***** Data records *****

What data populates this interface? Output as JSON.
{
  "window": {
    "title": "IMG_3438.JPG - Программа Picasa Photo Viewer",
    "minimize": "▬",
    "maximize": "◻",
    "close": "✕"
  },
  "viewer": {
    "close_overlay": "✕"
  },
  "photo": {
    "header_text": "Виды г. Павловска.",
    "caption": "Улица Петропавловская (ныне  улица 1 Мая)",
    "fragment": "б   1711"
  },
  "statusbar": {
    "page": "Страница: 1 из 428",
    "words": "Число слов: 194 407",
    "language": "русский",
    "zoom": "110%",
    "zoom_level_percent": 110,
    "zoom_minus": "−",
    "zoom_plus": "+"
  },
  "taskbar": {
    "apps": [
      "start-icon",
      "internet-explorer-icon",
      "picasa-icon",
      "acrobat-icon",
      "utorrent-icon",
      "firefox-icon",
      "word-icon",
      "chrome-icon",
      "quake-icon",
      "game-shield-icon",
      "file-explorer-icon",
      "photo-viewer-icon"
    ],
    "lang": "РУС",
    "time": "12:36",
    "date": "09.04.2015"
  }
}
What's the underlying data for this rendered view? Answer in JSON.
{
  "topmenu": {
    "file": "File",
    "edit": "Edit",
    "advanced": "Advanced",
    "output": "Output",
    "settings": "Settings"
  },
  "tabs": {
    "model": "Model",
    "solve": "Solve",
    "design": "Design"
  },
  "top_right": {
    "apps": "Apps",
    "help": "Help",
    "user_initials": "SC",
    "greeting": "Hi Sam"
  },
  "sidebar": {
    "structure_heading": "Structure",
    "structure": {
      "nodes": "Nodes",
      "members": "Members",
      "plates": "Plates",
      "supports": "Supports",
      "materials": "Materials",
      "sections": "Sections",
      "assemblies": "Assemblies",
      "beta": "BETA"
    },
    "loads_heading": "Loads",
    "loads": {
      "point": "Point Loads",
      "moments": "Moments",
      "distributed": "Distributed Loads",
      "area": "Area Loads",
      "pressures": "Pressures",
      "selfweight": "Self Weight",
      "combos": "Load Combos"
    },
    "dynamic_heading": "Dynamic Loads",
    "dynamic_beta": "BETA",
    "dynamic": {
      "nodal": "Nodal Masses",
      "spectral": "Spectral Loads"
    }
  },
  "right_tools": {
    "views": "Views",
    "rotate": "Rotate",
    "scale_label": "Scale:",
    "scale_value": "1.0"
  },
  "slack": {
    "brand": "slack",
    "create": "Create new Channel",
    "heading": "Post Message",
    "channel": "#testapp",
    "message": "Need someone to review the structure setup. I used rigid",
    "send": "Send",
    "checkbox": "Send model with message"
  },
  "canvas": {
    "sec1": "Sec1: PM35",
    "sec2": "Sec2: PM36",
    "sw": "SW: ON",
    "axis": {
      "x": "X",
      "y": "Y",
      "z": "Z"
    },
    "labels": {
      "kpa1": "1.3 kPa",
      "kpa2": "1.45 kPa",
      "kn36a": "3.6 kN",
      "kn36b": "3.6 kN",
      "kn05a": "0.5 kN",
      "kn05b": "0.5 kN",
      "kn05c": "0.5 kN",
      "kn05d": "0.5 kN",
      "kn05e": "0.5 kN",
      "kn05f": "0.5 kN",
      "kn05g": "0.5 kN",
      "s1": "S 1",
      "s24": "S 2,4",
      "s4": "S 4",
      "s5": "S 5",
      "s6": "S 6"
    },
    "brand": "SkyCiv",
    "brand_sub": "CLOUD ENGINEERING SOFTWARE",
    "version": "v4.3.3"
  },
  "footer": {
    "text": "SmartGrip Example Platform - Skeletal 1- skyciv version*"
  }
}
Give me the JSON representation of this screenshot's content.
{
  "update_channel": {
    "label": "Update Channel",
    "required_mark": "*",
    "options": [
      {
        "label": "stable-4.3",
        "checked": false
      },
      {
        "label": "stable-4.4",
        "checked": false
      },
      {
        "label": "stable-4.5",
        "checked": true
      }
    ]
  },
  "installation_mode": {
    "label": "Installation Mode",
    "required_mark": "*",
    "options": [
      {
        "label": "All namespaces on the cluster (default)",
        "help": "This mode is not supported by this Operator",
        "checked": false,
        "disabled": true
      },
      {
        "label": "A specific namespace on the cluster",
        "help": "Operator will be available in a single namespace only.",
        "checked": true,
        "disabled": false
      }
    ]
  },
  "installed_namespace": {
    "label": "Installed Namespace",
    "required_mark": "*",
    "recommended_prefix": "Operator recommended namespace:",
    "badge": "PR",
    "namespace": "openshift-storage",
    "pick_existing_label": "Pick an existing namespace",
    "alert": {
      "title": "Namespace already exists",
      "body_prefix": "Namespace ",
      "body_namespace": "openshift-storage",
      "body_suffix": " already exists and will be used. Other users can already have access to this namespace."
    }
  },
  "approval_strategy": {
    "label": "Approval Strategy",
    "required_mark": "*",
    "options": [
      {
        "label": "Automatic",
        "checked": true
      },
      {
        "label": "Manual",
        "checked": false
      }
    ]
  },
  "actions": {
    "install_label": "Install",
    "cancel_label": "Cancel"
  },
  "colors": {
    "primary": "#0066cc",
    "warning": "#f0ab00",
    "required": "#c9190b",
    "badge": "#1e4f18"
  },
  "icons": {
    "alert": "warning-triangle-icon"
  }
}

*****

## Direction
Find the word "storage" in the entries, and copy every line it shows up in.

## Result for this exercise
    "namespace": "openshift-storage",
      "body_namespace": "openshift-storage",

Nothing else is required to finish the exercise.